PROVIDED TEXT:
Christopher Mims of the Wall Street Journal profiles Yann LeCun, AI pioneer and senior researcher at Meta. As you’d expect, LeCun is a big believer in machine intelligence—but has no illusions about the limitations of the current crop of generative AI models. Their talent for language distracts us from their shortcomings:

Today’s models are really just predicting the next word in a text, he says. But they’re so good at this that they fool us. And because of their enormous memory capacity, they can seem to be reasoning, when in fact they’re merely regurgitating information they’ve already been trained on.

“We are used to the idea that people or entities that can express themselves, or manipulate language, are smart—but that’s not true,” says LeCun. “You can manipulate language and not be smart, and that’s basically what LLMs are demonstrating.”

As I’m fond of saying, these are not answer machines, they’re dream machines: “When you ask generative AI for an answer, it’s not giving you the answer; it knows only how to give you something that looks like an answer.”

LLMs are fact-challenged and reasoning-incapable. But they are fantastic at language and communication. Instead of relying on them to give answers, the best bet is to rely on them to drive interfaces and interactions. Treat machine-generated results as signals, not facts. Communicate with them as interpreters, not truth-tellers.

GIVEN INFORMATION:
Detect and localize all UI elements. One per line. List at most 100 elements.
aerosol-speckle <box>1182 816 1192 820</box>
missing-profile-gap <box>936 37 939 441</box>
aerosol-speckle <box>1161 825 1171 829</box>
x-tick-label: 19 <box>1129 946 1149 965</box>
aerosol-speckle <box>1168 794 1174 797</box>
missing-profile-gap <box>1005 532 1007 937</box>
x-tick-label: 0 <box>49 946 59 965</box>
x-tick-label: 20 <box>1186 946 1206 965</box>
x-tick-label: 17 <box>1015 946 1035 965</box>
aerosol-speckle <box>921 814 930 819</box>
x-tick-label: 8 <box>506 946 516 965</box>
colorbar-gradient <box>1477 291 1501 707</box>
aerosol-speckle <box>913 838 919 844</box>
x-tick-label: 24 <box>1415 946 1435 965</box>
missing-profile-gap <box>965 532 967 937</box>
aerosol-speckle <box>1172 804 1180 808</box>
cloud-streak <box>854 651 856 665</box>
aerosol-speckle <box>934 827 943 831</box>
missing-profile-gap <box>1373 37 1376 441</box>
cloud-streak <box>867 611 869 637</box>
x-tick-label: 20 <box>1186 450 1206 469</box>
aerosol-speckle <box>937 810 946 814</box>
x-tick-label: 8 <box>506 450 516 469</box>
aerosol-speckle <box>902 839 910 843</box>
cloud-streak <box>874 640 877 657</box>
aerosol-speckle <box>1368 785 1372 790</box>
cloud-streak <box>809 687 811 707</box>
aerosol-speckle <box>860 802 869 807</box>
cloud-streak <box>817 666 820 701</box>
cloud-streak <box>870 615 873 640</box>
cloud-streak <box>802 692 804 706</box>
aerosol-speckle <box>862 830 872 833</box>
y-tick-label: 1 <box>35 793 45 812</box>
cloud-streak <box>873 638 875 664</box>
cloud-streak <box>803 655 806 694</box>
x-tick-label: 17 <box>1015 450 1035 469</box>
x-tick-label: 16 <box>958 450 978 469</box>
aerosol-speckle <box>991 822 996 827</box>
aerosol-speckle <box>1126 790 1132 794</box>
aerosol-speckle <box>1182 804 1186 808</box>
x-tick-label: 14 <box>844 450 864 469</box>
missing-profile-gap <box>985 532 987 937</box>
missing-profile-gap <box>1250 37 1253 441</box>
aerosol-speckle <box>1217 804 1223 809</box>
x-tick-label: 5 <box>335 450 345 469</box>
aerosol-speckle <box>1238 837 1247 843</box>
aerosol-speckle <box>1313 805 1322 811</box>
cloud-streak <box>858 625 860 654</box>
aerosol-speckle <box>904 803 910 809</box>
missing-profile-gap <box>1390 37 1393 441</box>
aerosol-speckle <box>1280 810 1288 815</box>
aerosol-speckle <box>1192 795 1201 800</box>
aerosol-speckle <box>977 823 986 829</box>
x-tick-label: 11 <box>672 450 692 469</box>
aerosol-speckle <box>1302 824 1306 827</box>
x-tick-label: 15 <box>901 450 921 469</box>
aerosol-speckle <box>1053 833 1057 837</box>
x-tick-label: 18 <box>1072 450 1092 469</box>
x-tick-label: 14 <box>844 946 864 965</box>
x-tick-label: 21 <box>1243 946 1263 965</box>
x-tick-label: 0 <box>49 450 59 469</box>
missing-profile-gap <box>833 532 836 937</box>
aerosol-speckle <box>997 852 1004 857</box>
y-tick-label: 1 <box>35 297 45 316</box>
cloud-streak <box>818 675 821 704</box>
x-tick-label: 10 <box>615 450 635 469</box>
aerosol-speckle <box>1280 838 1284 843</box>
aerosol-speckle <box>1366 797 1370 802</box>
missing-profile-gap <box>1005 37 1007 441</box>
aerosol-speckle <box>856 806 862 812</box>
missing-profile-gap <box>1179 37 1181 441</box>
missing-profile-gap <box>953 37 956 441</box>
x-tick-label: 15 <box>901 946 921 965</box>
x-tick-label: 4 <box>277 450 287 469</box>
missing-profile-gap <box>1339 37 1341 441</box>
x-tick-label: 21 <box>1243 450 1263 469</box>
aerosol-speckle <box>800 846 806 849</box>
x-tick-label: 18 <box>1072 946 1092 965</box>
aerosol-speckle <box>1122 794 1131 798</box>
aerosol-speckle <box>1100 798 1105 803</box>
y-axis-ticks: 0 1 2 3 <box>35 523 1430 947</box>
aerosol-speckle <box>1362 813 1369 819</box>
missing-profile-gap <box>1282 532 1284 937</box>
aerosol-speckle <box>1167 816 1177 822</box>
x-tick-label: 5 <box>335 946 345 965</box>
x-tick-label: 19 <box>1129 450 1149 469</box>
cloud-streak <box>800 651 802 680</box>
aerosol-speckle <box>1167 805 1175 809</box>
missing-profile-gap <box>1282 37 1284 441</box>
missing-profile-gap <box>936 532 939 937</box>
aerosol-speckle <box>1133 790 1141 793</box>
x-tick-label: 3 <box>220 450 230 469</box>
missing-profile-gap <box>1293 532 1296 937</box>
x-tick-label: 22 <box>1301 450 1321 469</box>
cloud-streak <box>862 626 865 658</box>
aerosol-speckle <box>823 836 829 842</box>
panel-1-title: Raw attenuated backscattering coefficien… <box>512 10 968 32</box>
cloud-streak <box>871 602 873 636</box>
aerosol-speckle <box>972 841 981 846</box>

EXERCISE OBJECTIVE: Can you rewrite the paragraph in the piece on Yann LeCun that begins "LLMs are fact-challenged" as a short bulleted list that keeps its main points?

OUTPUT FOR THIS TASK:
- LLMs are weak with facts and can't reason.
- They are excellent at language and communication.
- Use them to drive interfaces and interactions, not to supply answers.
- Treat what they generate as signals, not facts.
- Deal with them as interpreters, not truth-tellers.